:: Aim of the exercise ::
Quote the records in full and leave their pictures out.
** start Entries supplied **
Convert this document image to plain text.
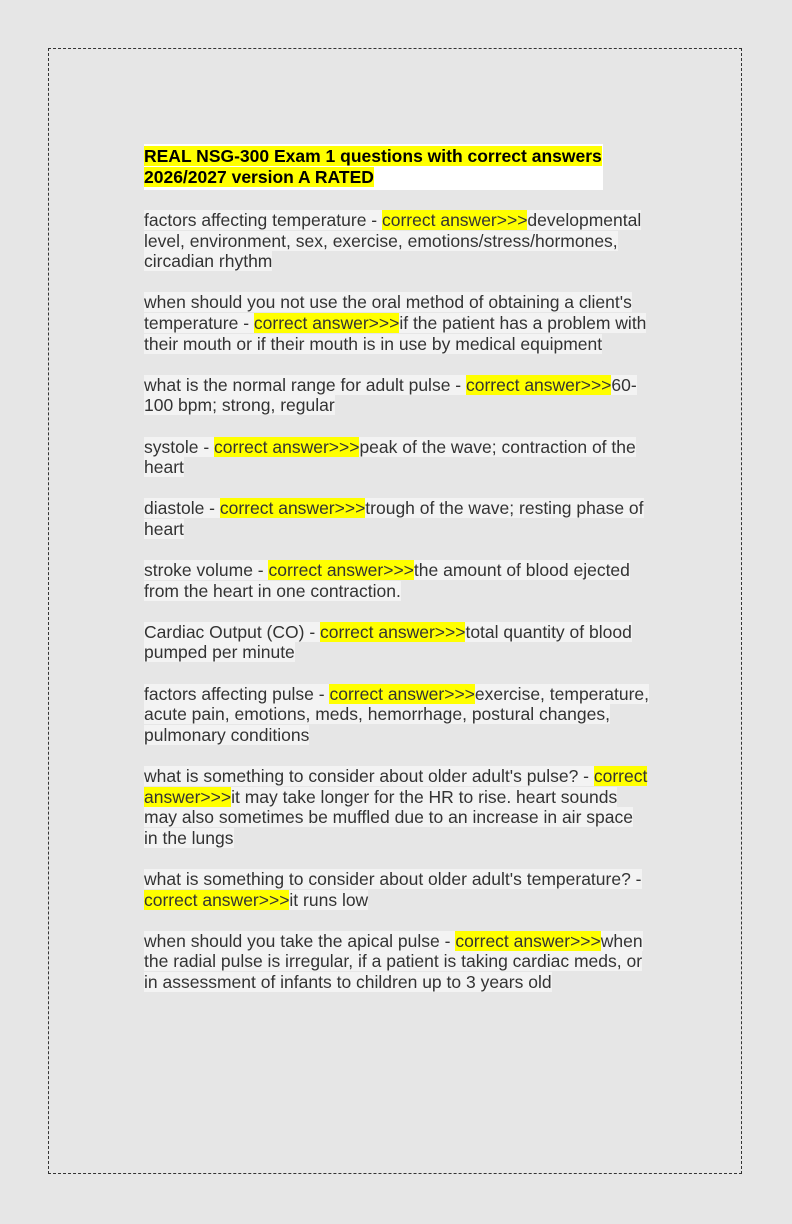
REAL NSG-300 Exam 1 questions with correct answers 2026/2027 version A RATED

factors affecting temperature - correct answer>>>developmental level, environment, sex, exercise, emotions/stress/hormones, circadian rhythm

when should you not use the oral method of obtaining a client's temperature - correct answer>>>if the patient has a problem with their mouth or if their mouth is in use by medical equipment

what is the normal range for adult pulse - correct answer>>>60-100 bpm; strong, regular

systole - correct answer>>>peak of the wave; contraction of the heart

diastole - correct answer>>>trough of the wave; resting phase of heart

stroke volume - correct answer>>>the amount of blood ejected from the heart in one contraction.

Cardiac Output (CO) - correct answer>>>total quantity of blood pumped per minute

factors affecting pulse - correct answer>>>exercise, temperature, acute pain, emotions, meds, hemorrhage, postural changes, pulmonary conditions

what is something to consider about older adult's pulse? - correct answer>>>it may take longer for the HR to rise. heart sounds may also sometimes be muffled due to an increase in air space in the lungs

what is something to consider about older adult's temperature? - correct answer>>>it runs low

when should you take the apical pulse - correct answer>>>when the radial pulse is irregular, if a patient is taking cardiac meds, or in assessment of infants to children up to 3 years old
** end Entries supplied **
:: Answer to this task ::
Convert this document image to plain text.
REAL NSG-300 Exam 1 questions with correct answers 2026/2027 version A RATED

factors affecting temperature - correct answer>>>developmental level, environment, sex, exercise, emotions/stress/hormones, circadian rhythm

when should you not use the oral method of obtaining a client's temperature - correct answer>>>if the patient has a problem with their mouth or if their mouth is in use by medical equipment

what is the normal range for adult pulse - correct answer>>>60-100 bpm; strong, regular

systole - correct answer>>>peak of the wave; contraction of the heart

diastole - correct answer>>>trough of the wave; resting phase of heart

stroke volume - correct answer>>>the amount of blood ejected from the heart in one contraction.

Cardiac Output (CO) - correct answer>>>total quantity of blood pumped per minute

factors affecting pulse - correct answer>>>exercise, temperature, acute pain, emotions, meds, hemorrhage, postural changes, pulmonary conditions

what is something to consider about older adult's pulse? - correct answer>>>it may take longer for the HR to rise. heart sounds may also sometimes be muffled due to an increase in air space in the lungs

what is something to consider about older adult's temperature? - correct answer>>>it runs low

when should you take the apical pulse - correct answer>>>when the radial pulse is irregular, if a patient is taking cardiac meds, or in assessment of infants to children up to 3 years old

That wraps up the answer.